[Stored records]
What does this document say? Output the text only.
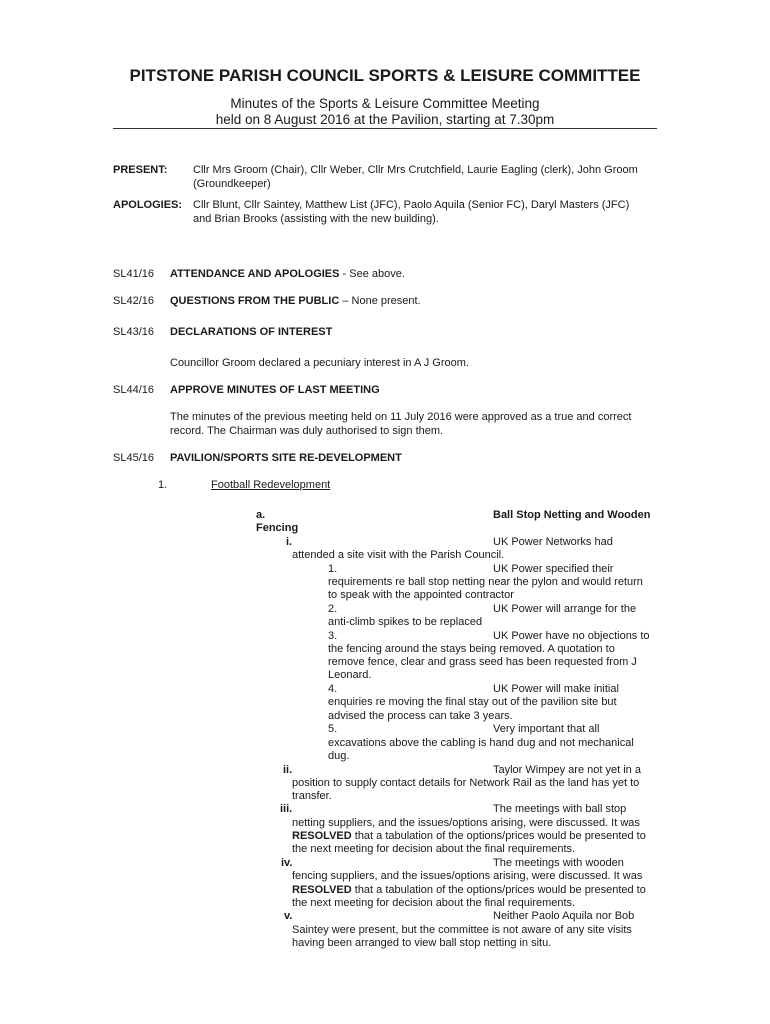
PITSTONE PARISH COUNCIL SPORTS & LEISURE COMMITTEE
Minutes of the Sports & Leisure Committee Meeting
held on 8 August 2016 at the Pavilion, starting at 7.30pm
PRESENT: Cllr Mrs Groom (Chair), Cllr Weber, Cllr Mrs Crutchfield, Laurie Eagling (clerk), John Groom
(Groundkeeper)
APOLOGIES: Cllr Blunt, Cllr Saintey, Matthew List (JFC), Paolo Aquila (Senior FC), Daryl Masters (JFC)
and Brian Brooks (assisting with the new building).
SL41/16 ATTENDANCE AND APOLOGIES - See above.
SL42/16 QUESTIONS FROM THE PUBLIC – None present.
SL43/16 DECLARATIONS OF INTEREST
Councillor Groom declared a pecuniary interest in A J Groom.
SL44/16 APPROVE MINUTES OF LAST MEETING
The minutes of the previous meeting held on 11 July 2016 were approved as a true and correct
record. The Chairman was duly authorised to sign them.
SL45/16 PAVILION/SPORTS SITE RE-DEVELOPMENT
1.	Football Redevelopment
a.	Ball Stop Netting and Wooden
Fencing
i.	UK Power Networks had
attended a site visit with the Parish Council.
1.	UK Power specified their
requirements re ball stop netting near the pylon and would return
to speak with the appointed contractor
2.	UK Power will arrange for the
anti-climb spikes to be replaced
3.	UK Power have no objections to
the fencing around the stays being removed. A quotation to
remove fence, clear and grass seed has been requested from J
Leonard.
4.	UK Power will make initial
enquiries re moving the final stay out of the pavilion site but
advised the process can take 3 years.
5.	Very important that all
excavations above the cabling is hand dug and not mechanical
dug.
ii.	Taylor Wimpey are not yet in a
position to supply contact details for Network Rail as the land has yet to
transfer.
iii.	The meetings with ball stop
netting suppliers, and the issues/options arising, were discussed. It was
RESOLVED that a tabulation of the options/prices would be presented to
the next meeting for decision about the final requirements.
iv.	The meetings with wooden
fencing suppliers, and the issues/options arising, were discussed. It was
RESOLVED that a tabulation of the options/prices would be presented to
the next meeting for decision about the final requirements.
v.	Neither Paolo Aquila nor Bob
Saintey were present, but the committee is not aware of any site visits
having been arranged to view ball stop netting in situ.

WHAT YOU NEED TO DO: Output every entry word for word, but omit the pictures.

FINISHED ANSWER:
What does this document say? Output the text only.
PITSTONE PARISH COUNCIL SPORTS & LEISURE COMMITTEE
Minutes of the Sports & Leisure Committee Meeting
held on 8 August 2016 at the Pavilion, starting at 7.30pm
PRESENT: Cllr Mrs Groom (Chair), Cllr Weber, Cllr Mrs Crutchfield, Laurie Eagling (clerk), John Groom
(Groundkeeper)
APOLOGIES: Cllr Blunt, Cllr Saintey, Matthew List (JFC), Paolo Aquila (Senior FC), Daryl Masters (JFC)
and Brian Brooks (assisting with the new building).
SL41/16 ATTENDANCE AND APOLOGIES - See above.
SL42/16 QUESTIONS FROM THE PUBLIC – None present.
SL43/16 DECLARATIONS OF INTEREST
Councillor Groom declared a pecuniary interest in A J Groom.
SL44/16 APPROVE MINUTES OF LAST MEETING
The minutes of the previous meeting held on 11 July 2016 were approved as a true and correct
record. The Chairman was duly authorised to sign them.
SL45/16 PAVILION/SPORTS SITE RE-DEVELOPMENT
1.	Football Redevelopment
a.	Ball Stop Netting and Wooden
Fencing
i.	UK Power Networks had
attended a site visit with the Parish Council.
1.	UK Power specified their
requirements re ball stop netting near the pylon and would return
to speak with the appointed contractor
2.	UK Power will arrange for the
anti-climb spikes to be replaced
3.	UK Power have no objections to
the fencing around the stays being removed. A quotation to
remove fence, clear and grass seed has been requested from J
Leonard.
4.	UK Power will make initial
enquiries re moving the final stay out of the pavilion site but
advised the process can take 3 years.
5.	Very important that all
excavations above the cabling is hand dug and not mechanical
dug.
ii.	Taylor Wimpey are not yet in a
position to supply contact details for Network Rail as the land has yet to
transfer.
iii.	The meetings with ball stop
netting suppliers, and the issues/options arising, were discussed. It was
RESOLVED that a tabulation of the options/prices would be presented to
the next meeting for decision about the final requirements.
iv.	The meetings with wooden
fencing suppliers, and the issues/options arising, were discussed. It was
RESOLVED that a tabulation of the options/prices would be presented to
the next meeting for decision about the final requirements.
v.	Neither Paolo Aquila nor Bob
Saintey were present, but the committee is not aware of any site visits
having been arranged to view ball stop netting in situ.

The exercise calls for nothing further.